Problem description: In the records below, find each line containing the word "icon" and copy it.

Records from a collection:
"""

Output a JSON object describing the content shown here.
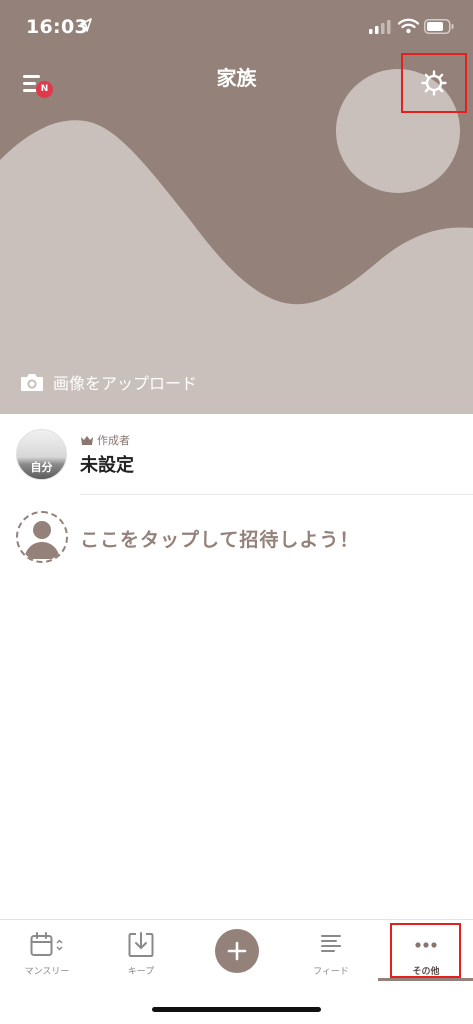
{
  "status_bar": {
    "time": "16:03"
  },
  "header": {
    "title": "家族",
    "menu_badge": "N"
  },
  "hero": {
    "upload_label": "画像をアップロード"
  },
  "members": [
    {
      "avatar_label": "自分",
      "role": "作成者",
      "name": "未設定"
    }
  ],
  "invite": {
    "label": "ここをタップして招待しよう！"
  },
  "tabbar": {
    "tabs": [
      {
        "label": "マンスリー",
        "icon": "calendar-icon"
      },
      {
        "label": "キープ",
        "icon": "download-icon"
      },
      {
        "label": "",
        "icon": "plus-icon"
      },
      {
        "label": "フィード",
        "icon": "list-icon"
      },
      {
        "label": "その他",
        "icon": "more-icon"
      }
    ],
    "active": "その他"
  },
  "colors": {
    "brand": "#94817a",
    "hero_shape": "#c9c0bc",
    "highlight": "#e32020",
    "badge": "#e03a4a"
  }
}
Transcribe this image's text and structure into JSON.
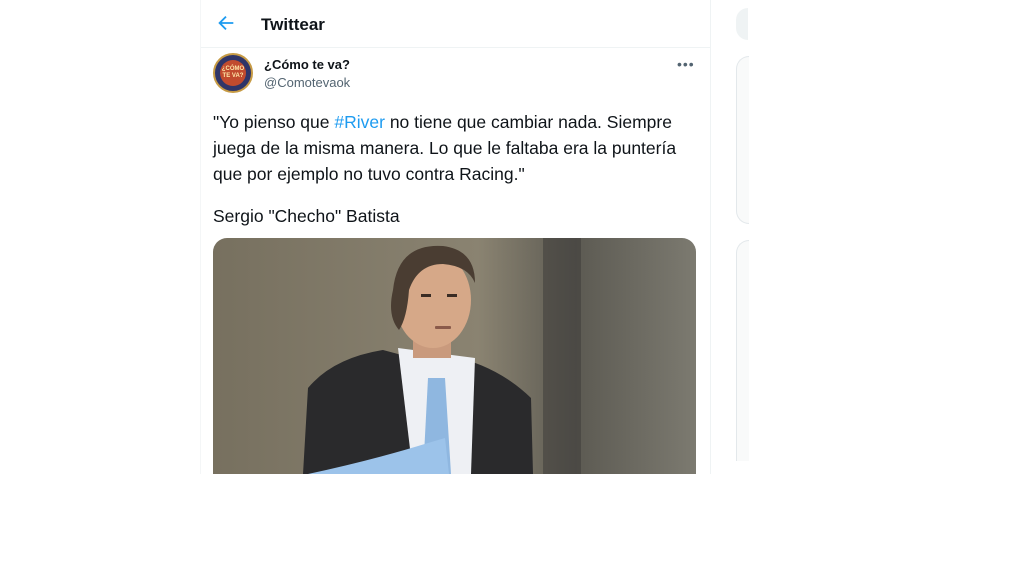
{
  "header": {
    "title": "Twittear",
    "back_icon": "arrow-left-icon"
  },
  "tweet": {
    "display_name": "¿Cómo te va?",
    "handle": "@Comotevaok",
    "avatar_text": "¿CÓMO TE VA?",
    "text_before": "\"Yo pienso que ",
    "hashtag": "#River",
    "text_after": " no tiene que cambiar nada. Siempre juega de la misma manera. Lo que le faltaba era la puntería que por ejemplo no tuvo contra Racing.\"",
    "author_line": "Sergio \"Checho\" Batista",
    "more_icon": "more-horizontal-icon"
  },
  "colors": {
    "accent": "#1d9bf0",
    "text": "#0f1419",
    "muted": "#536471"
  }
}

"""
"""

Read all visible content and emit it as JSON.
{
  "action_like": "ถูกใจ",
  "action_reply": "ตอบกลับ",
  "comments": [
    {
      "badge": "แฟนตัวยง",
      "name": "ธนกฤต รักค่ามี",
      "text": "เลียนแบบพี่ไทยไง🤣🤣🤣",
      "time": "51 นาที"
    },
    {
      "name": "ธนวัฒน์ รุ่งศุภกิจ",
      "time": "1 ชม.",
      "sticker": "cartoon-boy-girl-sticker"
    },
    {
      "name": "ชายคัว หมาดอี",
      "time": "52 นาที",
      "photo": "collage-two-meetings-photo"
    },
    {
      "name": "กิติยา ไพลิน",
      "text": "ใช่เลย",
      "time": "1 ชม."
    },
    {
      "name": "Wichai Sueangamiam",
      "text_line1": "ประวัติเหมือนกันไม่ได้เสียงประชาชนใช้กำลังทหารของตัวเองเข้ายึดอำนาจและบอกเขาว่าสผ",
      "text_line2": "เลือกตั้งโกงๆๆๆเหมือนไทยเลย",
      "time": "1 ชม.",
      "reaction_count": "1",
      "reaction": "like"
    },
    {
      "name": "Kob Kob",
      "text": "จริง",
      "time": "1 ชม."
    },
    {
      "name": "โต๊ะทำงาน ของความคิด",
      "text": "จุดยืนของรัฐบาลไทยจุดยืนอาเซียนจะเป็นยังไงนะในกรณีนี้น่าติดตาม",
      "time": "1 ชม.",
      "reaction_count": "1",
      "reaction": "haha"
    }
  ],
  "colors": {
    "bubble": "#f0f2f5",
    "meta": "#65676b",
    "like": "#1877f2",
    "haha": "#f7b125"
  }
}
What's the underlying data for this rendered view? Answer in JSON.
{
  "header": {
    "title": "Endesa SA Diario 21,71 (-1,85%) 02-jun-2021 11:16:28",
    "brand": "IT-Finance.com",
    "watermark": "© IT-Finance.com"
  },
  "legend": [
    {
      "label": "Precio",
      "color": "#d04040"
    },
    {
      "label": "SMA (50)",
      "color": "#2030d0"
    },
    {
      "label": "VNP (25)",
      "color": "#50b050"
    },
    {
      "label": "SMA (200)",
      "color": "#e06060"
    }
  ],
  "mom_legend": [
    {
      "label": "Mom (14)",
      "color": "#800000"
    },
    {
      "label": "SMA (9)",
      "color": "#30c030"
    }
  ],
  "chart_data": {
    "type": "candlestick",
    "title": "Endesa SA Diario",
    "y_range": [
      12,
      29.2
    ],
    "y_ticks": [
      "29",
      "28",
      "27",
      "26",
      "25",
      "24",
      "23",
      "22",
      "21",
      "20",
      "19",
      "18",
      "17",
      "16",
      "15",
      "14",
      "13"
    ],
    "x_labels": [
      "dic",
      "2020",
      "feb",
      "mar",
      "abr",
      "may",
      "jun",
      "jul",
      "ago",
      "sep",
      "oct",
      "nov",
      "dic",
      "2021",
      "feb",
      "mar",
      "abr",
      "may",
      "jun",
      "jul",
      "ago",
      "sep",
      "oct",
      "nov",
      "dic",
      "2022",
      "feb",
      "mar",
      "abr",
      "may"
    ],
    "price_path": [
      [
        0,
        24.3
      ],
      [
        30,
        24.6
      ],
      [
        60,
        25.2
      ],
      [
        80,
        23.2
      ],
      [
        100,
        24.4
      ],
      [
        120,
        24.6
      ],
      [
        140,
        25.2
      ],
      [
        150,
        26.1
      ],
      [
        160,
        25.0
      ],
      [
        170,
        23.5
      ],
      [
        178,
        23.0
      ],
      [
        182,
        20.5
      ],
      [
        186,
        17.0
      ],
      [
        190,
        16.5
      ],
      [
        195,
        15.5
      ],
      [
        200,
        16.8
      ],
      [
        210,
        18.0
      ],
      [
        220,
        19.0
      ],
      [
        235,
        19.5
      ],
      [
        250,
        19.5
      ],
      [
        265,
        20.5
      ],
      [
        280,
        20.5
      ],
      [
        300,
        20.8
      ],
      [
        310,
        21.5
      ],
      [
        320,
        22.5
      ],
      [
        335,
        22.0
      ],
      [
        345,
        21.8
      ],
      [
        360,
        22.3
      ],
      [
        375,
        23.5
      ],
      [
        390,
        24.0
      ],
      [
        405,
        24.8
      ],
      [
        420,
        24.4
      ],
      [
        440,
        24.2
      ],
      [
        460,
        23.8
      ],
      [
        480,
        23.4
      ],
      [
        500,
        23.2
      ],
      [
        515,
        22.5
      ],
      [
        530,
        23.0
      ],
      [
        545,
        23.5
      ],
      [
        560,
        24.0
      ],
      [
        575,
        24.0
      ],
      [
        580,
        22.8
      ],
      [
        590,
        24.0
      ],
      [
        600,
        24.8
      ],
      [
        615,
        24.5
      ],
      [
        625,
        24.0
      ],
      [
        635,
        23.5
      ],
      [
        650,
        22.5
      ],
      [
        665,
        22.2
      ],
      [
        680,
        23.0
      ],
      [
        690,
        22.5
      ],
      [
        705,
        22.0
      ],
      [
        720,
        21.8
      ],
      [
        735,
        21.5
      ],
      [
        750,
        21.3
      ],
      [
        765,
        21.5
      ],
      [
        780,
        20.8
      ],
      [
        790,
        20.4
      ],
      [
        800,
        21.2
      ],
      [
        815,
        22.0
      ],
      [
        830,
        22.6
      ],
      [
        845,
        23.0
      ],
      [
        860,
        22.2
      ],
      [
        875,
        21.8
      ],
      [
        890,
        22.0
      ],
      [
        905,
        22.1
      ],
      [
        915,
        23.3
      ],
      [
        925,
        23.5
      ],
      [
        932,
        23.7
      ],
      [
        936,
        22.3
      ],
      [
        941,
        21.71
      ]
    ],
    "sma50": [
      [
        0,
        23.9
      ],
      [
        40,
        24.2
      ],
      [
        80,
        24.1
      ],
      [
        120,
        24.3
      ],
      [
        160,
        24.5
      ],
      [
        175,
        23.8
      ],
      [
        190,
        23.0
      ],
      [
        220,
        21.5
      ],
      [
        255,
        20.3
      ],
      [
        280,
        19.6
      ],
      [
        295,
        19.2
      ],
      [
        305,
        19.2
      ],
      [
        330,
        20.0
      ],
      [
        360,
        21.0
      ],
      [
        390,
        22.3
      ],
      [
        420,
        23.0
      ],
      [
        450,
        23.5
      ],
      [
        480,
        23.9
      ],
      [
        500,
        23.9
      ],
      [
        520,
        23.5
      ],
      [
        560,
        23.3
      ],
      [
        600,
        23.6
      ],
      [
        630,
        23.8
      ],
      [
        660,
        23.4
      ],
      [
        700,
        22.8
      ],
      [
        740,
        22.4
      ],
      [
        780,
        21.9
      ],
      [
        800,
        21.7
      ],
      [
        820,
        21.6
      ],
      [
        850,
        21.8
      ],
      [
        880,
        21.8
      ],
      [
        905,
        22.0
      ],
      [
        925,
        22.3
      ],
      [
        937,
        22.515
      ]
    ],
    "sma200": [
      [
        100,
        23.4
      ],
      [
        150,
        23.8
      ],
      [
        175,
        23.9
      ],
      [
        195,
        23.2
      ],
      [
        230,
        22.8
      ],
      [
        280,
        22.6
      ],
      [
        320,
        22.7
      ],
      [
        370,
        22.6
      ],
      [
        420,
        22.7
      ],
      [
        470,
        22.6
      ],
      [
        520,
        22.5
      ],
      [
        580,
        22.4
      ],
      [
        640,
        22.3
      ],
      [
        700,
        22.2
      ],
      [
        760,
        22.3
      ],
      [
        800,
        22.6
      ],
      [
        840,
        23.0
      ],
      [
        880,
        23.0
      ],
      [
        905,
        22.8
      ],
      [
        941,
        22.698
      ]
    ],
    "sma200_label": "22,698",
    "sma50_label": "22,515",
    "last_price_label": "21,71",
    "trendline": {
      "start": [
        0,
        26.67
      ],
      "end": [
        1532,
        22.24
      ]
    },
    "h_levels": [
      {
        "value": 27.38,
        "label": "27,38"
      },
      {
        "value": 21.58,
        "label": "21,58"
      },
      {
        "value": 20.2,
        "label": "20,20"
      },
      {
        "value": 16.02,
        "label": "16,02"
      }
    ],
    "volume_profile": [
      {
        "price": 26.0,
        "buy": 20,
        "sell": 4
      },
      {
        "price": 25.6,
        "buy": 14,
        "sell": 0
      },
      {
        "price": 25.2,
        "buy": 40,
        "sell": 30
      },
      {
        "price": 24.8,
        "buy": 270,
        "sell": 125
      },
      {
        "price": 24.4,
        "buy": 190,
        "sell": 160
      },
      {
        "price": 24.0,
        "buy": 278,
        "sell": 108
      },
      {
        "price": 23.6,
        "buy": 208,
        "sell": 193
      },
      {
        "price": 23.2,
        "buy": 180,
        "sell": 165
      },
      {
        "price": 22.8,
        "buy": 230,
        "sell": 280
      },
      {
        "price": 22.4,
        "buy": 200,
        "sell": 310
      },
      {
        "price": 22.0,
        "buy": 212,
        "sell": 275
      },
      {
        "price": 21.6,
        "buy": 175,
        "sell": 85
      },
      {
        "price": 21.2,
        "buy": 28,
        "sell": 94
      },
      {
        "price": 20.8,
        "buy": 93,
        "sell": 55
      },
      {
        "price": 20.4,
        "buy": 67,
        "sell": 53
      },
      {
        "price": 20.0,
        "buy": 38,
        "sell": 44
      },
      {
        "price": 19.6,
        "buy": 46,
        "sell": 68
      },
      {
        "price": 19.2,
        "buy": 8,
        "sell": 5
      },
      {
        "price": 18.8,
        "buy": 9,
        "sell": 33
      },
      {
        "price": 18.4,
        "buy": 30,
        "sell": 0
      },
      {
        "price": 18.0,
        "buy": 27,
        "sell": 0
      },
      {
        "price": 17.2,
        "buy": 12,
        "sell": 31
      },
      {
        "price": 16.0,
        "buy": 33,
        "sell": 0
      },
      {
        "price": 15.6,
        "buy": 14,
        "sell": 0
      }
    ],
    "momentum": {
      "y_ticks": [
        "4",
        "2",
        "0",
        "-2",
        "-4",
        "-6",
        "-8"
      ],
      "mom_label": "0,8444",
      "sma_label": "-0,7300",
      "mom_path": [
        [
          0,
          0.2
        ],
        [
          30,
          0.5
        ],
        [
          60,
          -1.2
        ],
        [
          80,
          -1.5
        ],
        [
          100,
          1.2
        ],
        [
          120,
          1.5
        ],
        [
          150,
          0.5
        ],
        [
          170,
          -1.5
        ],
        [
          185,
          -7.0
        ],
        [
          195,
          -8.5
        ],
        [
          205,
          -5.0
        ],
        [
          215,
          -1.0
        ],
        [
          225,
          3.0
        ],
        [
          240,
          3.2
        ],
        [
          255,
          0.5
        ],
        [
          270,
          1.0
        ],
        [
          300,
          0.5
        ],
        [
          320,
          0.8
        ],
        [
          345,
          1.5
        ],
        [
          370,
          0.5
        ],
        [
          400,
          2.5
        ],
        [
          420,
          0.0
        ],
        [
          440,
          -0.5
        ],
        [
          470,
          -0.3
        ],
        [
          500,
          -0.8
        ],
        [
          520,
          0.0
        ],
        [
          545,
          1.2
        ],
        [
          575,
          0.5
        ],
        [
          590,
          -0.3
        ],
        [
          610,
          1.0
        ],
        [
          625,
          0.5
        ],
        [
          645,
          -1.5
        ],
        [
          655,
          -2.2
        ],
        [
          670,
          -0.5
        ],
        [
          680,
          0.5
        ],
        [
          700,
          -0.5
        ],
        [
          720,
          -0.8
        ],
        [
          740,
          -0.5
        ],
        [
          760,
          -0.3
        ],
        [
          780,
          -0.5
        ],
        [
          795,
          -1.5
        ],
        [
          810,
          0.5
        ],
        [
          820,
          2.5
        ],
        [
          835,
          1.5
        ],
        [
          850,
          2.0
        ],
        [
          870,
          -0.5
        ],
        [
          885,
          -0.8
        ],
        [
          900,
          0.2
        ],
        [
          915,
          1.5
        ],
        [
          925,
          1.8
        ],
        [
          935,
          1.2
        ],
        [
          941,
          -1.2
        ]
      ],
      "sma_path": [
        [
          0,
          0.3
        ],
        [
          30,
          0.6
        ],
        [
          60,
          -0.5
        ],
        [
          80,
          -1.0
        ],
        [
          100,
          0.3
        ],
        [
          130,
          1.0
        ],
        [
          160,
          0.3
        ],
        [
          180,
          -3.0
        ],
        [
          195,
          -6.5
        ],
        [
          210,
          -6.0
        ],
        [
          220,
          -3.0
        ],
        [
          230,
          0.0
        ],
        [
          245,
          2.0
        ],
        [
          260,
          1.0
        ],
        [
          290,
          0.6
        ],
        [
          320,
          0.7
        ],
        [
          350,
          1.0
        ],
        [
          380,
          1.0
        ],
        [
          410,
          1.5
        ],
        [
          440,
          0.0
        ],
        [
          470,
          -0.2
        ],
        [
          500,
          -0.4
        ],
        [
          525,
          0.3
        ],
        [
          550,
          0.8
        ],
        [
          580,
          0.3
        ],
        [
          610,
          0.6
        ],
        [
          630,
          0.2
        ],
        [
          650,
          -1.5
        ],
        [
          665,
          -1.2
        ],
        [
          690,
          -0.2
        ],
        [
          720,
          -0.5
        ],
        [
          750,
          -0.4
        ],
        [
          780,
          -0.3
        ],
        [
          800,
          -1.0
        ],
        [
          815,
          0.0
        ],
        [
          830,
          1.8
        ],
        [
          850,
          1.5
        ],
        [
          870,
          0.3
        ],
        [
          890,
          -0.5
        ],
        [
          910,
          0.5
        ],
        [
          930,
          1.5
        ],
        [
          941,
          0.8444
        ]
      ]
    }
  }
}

"""

Exercise result:
        "icon": "calendar-icon"
        "icon": "download-icon"
        "icon": "plus-icon"
        "icon": "list-icon"
        "icon": "more-icon"
    "back_icon": "arrow-left-icon"
    "more_icon": "more-horizontal-icon"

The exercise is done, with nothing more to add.